§ Exercise objective
Quote all of the data below exactly, please.

[Items listed in a dataset]

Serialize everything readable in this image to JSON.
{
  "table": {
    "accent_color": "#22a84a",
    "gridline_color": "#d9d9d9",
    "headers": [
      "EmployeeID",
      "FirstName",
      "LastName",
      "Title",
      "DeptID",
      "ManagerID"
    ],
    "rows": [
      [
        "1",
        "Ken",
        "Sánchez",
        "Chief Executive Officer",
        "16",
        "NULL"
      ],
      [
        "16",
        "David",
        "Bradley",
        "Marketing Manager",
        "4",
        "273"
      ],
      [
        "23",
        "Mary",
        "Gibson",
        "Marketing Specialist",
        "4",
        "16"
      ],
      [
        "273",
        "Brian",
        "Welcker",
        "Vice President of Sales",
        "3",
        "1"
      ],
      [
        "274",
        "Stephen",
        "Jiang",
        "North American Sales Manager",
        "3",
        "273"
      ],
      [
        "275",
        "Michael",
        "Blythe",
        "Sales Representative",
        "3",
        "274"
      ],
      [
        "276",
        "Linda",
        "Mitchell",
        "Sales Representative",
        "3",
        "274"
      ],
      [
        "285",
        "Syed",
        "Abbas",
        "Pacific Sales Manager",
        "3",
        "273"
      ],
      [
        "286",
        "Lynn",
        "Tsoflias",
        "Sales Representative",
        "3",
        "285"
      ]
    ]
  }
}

§ Exercise result
Serialize everything readable in this image to JSON.
{
  "table": {
    "accent_color": "#22a84a",
    "gridline_color": "#d9d9d9",
    "headers": [
      "EmployeeID",
      "FirstName",
      "LastName",
      "Title",
      "DeptID",
      "ManagerID"
    ],
    "rows": [
      [
        "1",
        "Ken",
        "Sánchez",
        "Chief Executive Officer",
        "16",
        "NULL"
      ],
      [
        "16",
        "David",
        "Bradley",
        "Marketing Manager",
        "4",
        "273"
      ],
      [
        "23",
        "Mary",
        "Gibson",
        "Marketing Specialist",
        "4",
        "16"
      ],
      [
        "273",
        "Brian",
        "Welcker",
        "Vice President of Sales",
        "3",
        "1"
      ],
      [
        "274",
        "Stephen",
        "Jiang",
        "North American Sales Manager",
        "3",
        "273"
      ],
      [
        "275",
        "Michael",
        "Blythe",
        "Sales Representative",
        "3",
        "274"
      ],
      [
        "276",
        "Linda",
        "Mitchell",
        "Sales Representative",
        "3",
        "274"
      ],
      [
        "285",
        "Syed",
        "Abbas",
        "Pacific Sales Manager",
        "3",
        "273"
      ],
      [
        "286",
        "Lynn",
        "Tsoflias",
        "Sales Representative",
        "3",
        "285"
      ]
    ]
  }
}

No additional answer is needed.